■ **THE TASK**: Without the images, write out the whole listing exactly.

■ **THE INPUT**:
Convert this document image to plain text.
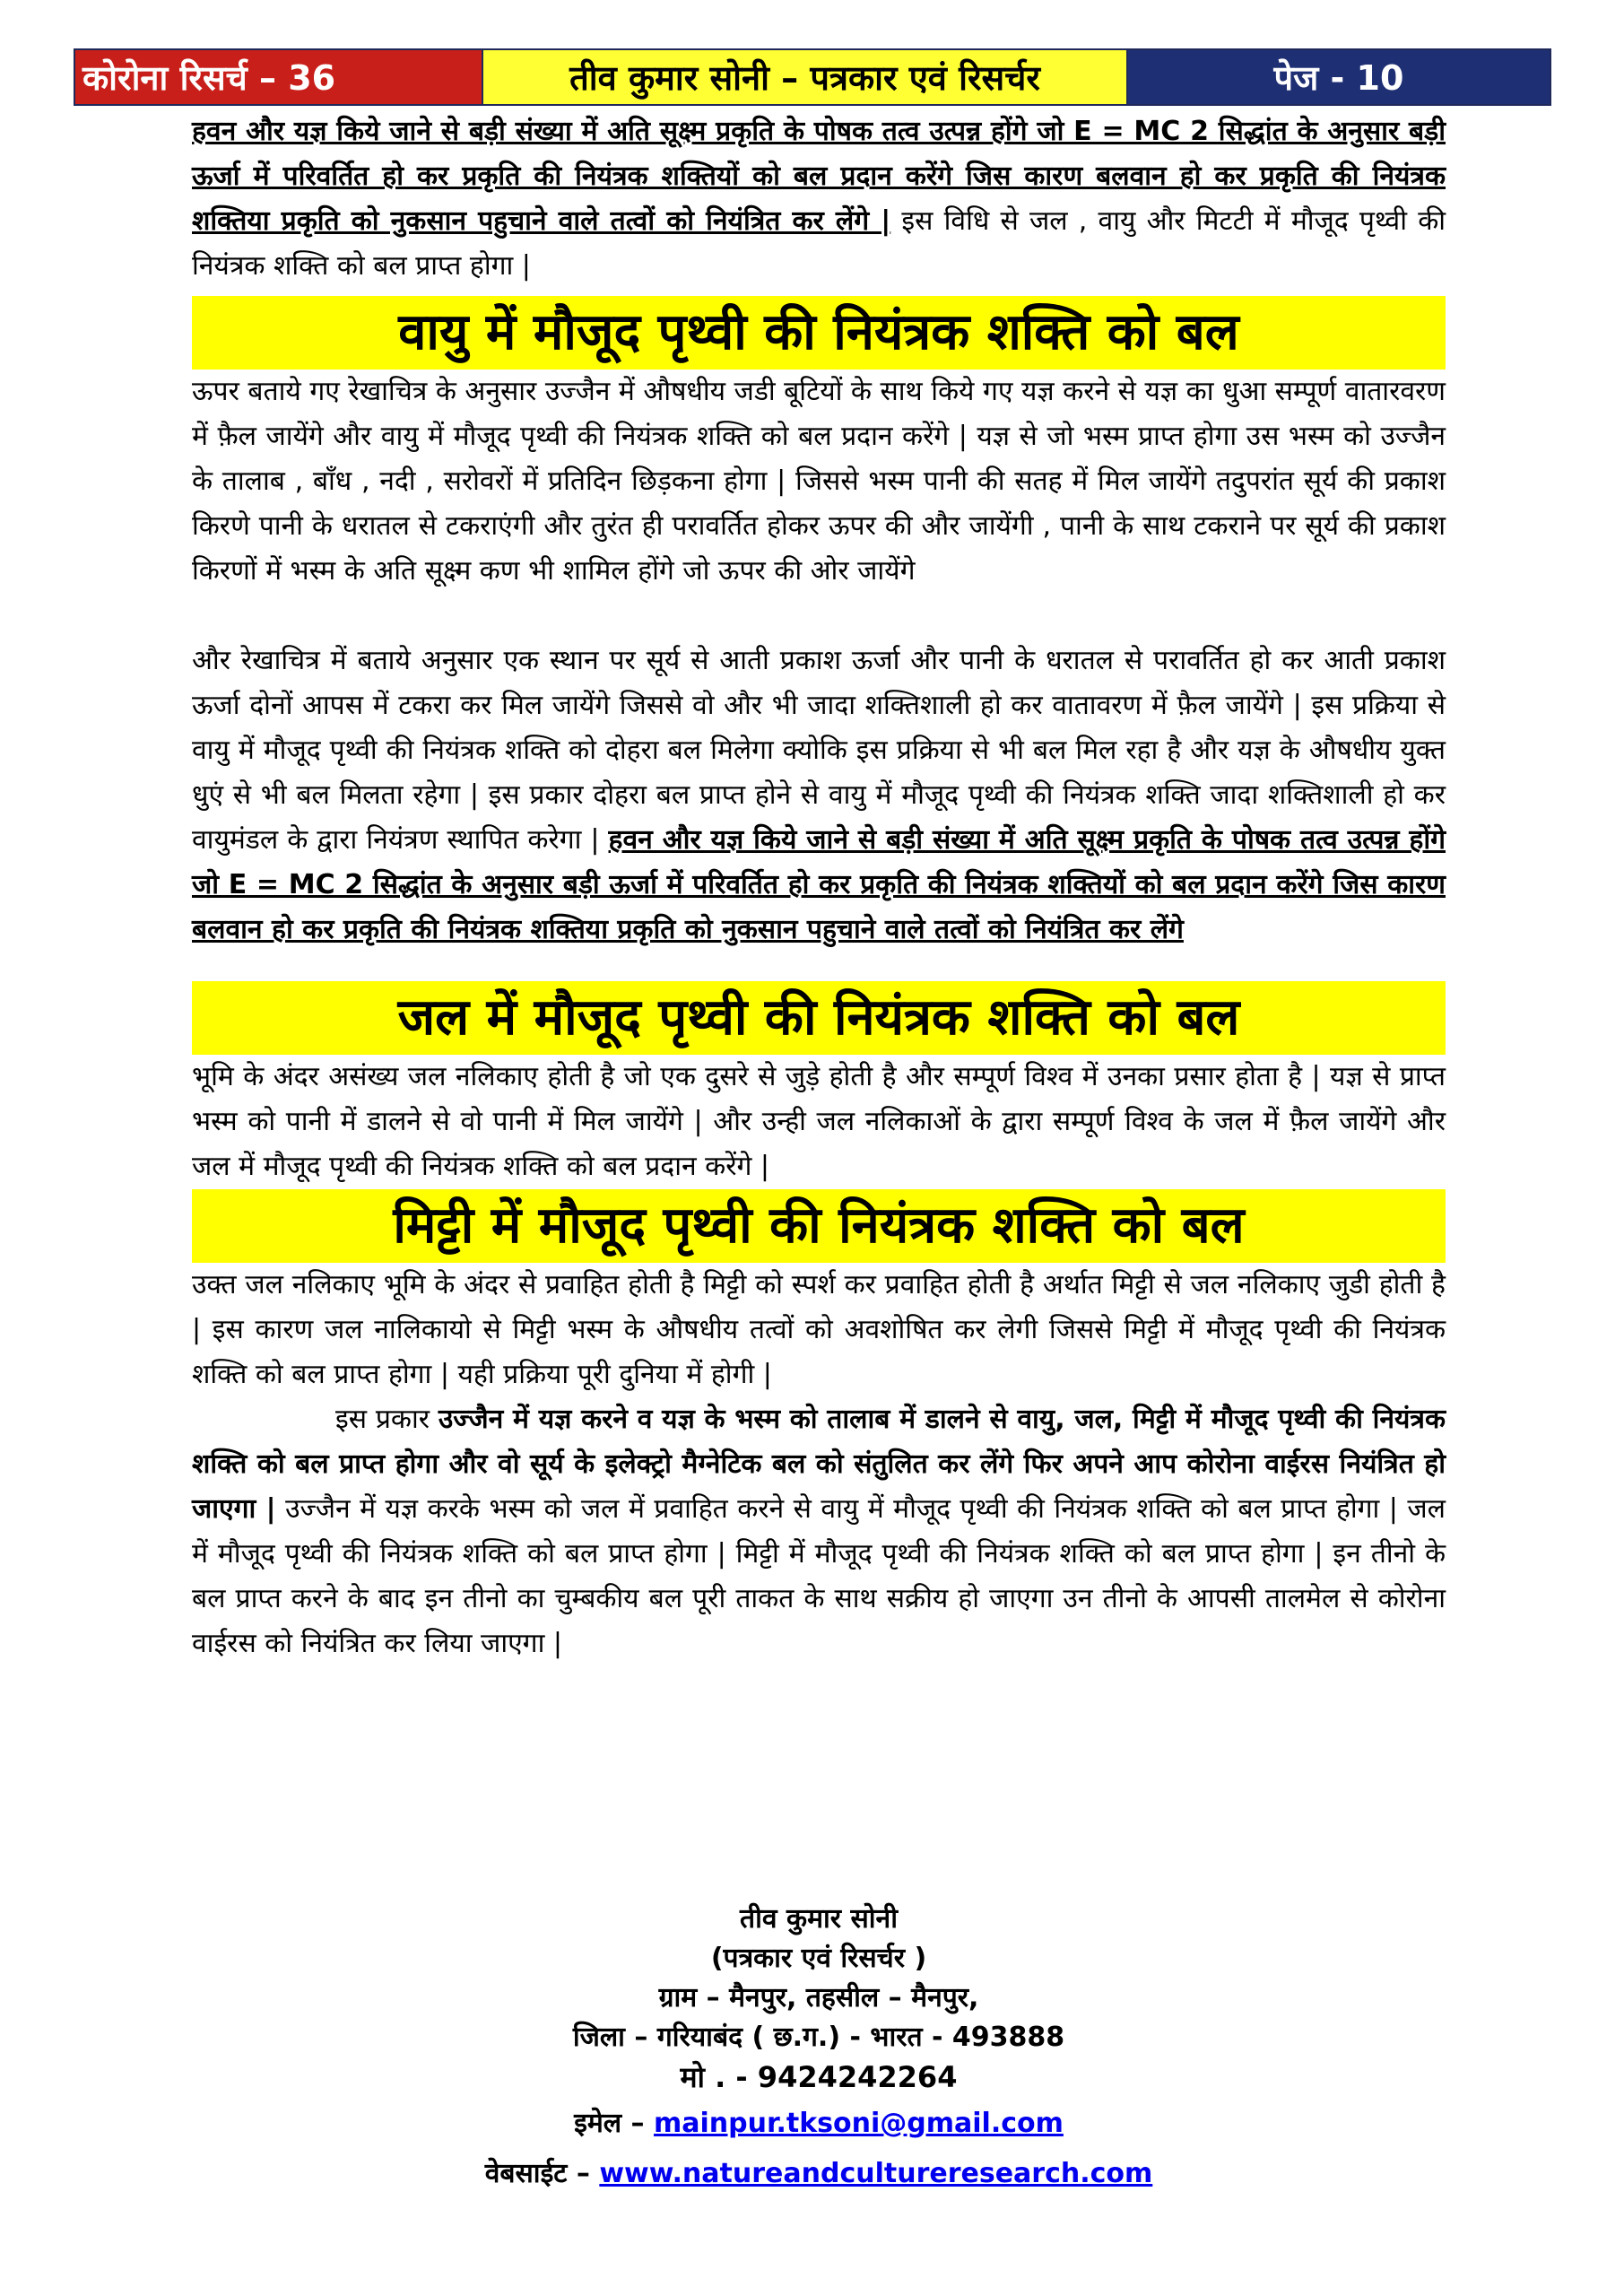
कोरोना रिसर्च – 36	तीव कुमार सोनी – पत्रकार एवं रिसर्चर	पेज - 10

हवन और यज्ञ किये जाने से बड़ी संख्या में अति सूक्ष्म प्रकृति के पोषक तत्व उत्पन्न होंगे जो E = MC 2 सिद्धांत के अनुसार बड़ी ऊर्जा में परिवर्तित हो कर प्रकृति की नियंत्रक शक्तियों को बल प्रदान करेंगे जिस कारण बलवान हो कर प्रकृति की नियंत्रक शक्तिया प्रकृति को नुकसान पहुचाने वाले तत्वों को नियंत्रित कर लेंगे | इस विधि से जल , वायु और मिटटी में मौजूद पृथ्वी की नियंत्रक शक्ति को बल प्राप्त होगा |

वायु में मौजूद पृथ्वी की नियंत्रक शक्ति को बल

ऊपर बताये गए रेखाचित्र के अनुसार उज्जैन में औषधीय जडी बूटियों के साथ किये गए यज्ञ करने से यज्ञ का धुआ सम्पूर्ण वातारवरण में फ़ैल जायेंगे और वायु में मौजूद पृथ्वी की नियंत्रक शक्ति को बल प्रदान करेंगे | यज्ञ से जो भस्म प्राप्त होगा उस भस्म को उज्जैन के तालाब , बाँध , नदी , सरोवरों में प्रतिदिन छिड़कना होगा | जिससे भस्म पानी की सतह में मिल जायेंगे तदुपरांत सूर्य की प्रकाश किरणे पानी के धरातल से टकराएंगी और तुरंत ही परावर्तित होकर ऊपर की और जायेंगी , पानी के साथ टकराने पर सूर्य की प्रकाश किरणों में भस्म के अति सूक्ष्म कण भी शामिल होंगे जो ऊपर की ओर जायेंगे

और रेखाचित्र में बताये अनुसार एक स्थान पर सूर्य से आती प्रकाश ऊर्जा और पानी के धरातल से परावर्तित हो कर आती प्रकाश ऊर्जा दोनों आपस में टकरा कर मिल जायेंगे जिससे वो और भी जादा शक्तिशाली हो कर वातावरण में फ़ैल जायेंगे | इस प्रक्रिया से वायु में मौजूद पृथ्वी की नियंत्रक शक्ति को दोहरा बल मिलेगा क्योकि इस प्रक्रिया से भी बल मिल रहा है और यज्ञ के औषधीय युक्त धुएं से भी बल मिलता रहेगा | इस प्रकार दोहरा बल प्राप्त होने से वायु में मौजूद पृथ्वी की नियंत्रक शक्ति जादा शक्तिशाली हो कर वायुमंडल के द्वारा नियंत्रण स्थापित करेगा | हवन और यज्ञ किये जाने से बड़ी संख्या में अति सूक्ष्म प्रकृति के पोषक तत्व उत्पन्न होंगे जो E = MC 2 सिद्धांत के अनुसार बड़ी ऊर्जा में परिवर्तित हो कर प्रकृति की नियंत्रक शक्तियों को बल प्रदान करेंगे जिस कारण बलवान हो कर प्रकृति की नियंत्रक शक्तिया प्रकृति को नुकसान पहुचाने वाले तत्वों को नियंत्रित कर लेंगे

जल में मौजूद पृथ्वी की नियंत्रक शक्ति को बल

भूमि के अंदर असंख्य जल नलिकाए होती है जो एक दुसरे से जुड़े होती है और सम्पूर्ण विश्व में उनका प्रसार होता है | यज्ञ से प्राप्त भस्म को पानी में डालने से वो पानी में मिल जायेंगे | और उन्ही जल नलिकाओं के द्वारा सम्पूर्ण विश्व के जल में फ़ैल जायेंगे और जल में मौजूद पृथ्वी की नियंत्रक शक्ति को बल प्रदान करेंगे |

मिट्टी में मौजूद पृथ्वी की नियंत्रक शक्ति को बल

उक्त जल नलिकाए भूमि के अंदर से प्रवाहित होती है मिट्टी को स्पर्श कर प्रवाहित होती है अर्थात मिट्टी से जल नलिकाए जुडी होती है | इस कारण जल नालिकायो से मिट्टी भस्म के औषधीय तत्वों को अवशोषित कर लेगी जिससे मिट्टी में मौजूद पृथ्वी की नियंत्रक शक्ति को बल प्राप्त होगा | यही प्रक्रिया पूरी दुनिया में होगी |

इस प्रकार उज्जैन में यज्ञ करने व यज्ञ के भस्म को तालाब में डालने से वायु, जल, मिट्टी में मौजूद पृथ्वी की नियंत्रक शक्ति को बल प्राप्त होगा और वो सूर्य के इलेक्ट्रो मैग्नेटिक बल को संतुलित कर लेंगे फिर अपने आप कोरोना वाईरस नियंत्रित हो जाएगा | उज्जैन में यज्ञ करके भस्म को जल में प्रवाहित करने से वायु में मौजूद पृथ्वी की नियंत्रक शक्ति को बल प्राप्त होगा | जल में मौजूद पृथ्वी की नियंत्रक शक्ति को बल प्राप्त होगा | मिट्टी में मौजूद पृथ्वी की नियंत्रक शक्ति को बल प्राप्त होगा | इन तीनो के बल प्राप्त करने के बाद इन तीनो का चुम्बकीय बल पूरी ताकत के साथ सक्रीय हो जाएगा उन तीनो के आपसी तालमेल से कोरोना वाईरस को नियंत्रित कर लिया जाएगा |

तीव कुमार सोनी
(पत्रकार एवं रिसर्चर )
ग्राम – मैनपुर, तहसील – मैनपुर,
जिला – गरियाबंद ( छ.ग.) - भारत - 493888
मो . - 9424242264
इमेल – mainpur.tksoni@gmail.com
वेबसाईट – www.natureandcultureresearch.com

■ **SOLUTION BELOW**:
Convert this document image to plain text.
कोरोना रिसर्च – 36	तीव कुमार सोनी – पत्रकार एवं रिसर्चर	पेज - 10

हवन और यज्ञ किये जाने से बड़ी संख्या में अति सूक्ष्म प्रकृति के पोषक तत्व उत्पन्न होंगे जो E = MC 2 सिद्धांत के अनुसार बड़ी ऊर्जा में परिवर्तित हो कर प्रकृति की नियंत्रक शक्तियों को बल प्रदान करेंगे जिस कारण बलवान हो कर प्रकृति की नियंत्रक शक्तिया प्रकृति को नुकसान पहुचाने वाले तत्वों को नियंत्रित कर लेंगे | इस विधि से जल , वायु और मिटटी में मौजूद पृथ्वी की नियंत्रक शक्ति को बल प्राप्त होगा |

वायु में मौजूद पृथ्वी की नियंत्रक शक्ति को बल

ऊपर बताये गए रेखाचित्र के अनुसार उज्जैन में औषधीय जडी बूटियों के साथ किये गए यज्ञ करने से यज्ञ का धुआ सम्पूर्ण वातारवरण में फ़ैल जायेंगे और वायु में मौजूद पृथ्वी की नियंत्रक शक्ति को बल प्रदान करेंगे | यज्ञ से जो भस्म प्राप्त होगा उस भस्म को उज्जैन के तालाब , बाँध , नदी , सरोवरों में प्रतिदिन छिड़कना होगा | जिससे भस्म पानी की सतह में मिल जायेंगे तदुपरांत सूर्य की प्रकाश किरणे पानी के धरातल से टकराएंगी और तुरंत ही परावर्तित होकर ऊपर की और जायेंगी , पानी के साथ टकराने पर सूर्य की प्रकाश किरणों में भस्म के अति सूक्ष्म कण भी शामिल होंगे जो ऊपर की ओर जायेंगे

और रेखाचित्र में बताये अनुसार एक स्थान पर सूर्य से आती प्रकाश ऊर्जा और पानी के धरातल से परावर्तित हो कर आती प्रकाश ऊर्जा दोनों आपस में टकरा कर मिल जायेंगे जिससे वो और भी जादा शक्तिशाली हो कर वातावरण में फ़ैल जायेंगे | इस प्रक्रिया से वायु में मौजूद पृथ्वी की नियंत्रक शक्ति को दोहरा बल मिलेगा क्योकि इस प्रक्रिया से भी बल मिल रहा है और यज्ञ के औषधीय युक्त धुएं से भी बल मिलता रहेगा | इस प्रकार दोहरा बल प्राप्त होने से वायु में मौजूद पृथ्वी की नियंत्रक शक्ति जादा शक्तिशाली हो कर वायुमंडल के द्वारा नियंत्रण स्थापित करेगा | हवन और यज्ञ किये जाने से बड़ी संख्या में अति सूक्ष्म प्रकृति के पोषक तत्व उत्पन्न होंगे जो E = MC 2 सिद्धांत के अनुसार बड़ी ऊर्जा में परिवर्तित हो कर प्रकृति की नियंत्रक शक्तियों को बल प्रदान करेंगे जिस कारण बलवान हो कर प्रकृति की नियंत्रक शक्तिया प्रकृति को नुकसान पहुचाने वाले तत्वों को नियंत्रित कर लेंगे

जल में मौजूद पृथ्वी की नियंत्रक शक्ति को बल

भूमि के अंदर असंख्य जल नलिकाए होती है जो एक दुसरे से जुड़े होती है और सम्पूर्ण विश्व में उनका प्रसार होता है | यज्ञ से प्राप्त भस्म को पानी में डालने से वो पानी में मिल जायेंगे | और उन्ही जल नलिकाओं के द्वारा सम्पूर्ण विश्व के जल में फ़ैल जायेंगे और जल में मौजूद पृथ्वी की नियंत्रक शक्ति को बल प्रदान करेंगे |

मिट्टी में मौजूद पृथ्वी की नियंत्रक शक्ति को बल

उक्त जल नलिकाए भूमि के अंदर से प्रवाहित होती है मिट्टी को स्पर्श कर प्रवाहित होती है अर्थात मिट्टी से जल नलिकाए जुडी होती है | इस कारण जल नालिकायो से मिट्टी भस्म के औषधीय तत्वों को अवशोषित कर लेगी जिससे मिट्टी में मौजूद पृथ्वी की नियंत्रक शक्ति को बल प्राप्त होगा | यही प्रक्रिया पूरी दुनिया में होगी |

इस प्रकार उज्जैन में यज्ञ करने व यज्ञ के भस्म को तालाब में डालने से वायु, जल, मिट्टी में मौजूद पृथ्वी की नियंत्रक शक्ति को बल प्राप्त होगा और वो सूर्य के इलेक्ट्रो मैग्नेटिक बल को संतुलित कर लेंगे फिर अपने आप कोरोना वाईरस नियंत्रित हो जाएगा | उज्जैन में यज्ञ करके भस्म को जल में प्रवाहित करने से वायु में मौजूद पृथ्वी की नियंत्रक शक्ति को बल प्राप्त होगा | जल में मौजूद पृथ्वी की नियंत्रक शक्ति को बल प्राप्त होगा | मिट्टी में मौजूद पृथ्वी की नियंत्रक शक्ति को बल प्राप्त होगा | इन तीनो के बल प्राप्त करने के बाद इन तीनो का चुम्बकीय बल पूरी ताकत के साथ सक्रीय हो जाएगा उन तीनो के आपसी तालमेल से कोरोना वाईरस को नियंत्रित कर लिया जाएगा |

तीव कुमार सोनी
(पत्रकार एवं रिसर्चर )
ग्राम – मैनपुर, तहसील – मैनपुर,
जिला – गरियाबंद ( छ.ग.) - भारत - 493888
मो . - 9424242264
इमेल – mainpur.tksoni@gmail.com
वेबसाईट – www.natureandcultureresearch.com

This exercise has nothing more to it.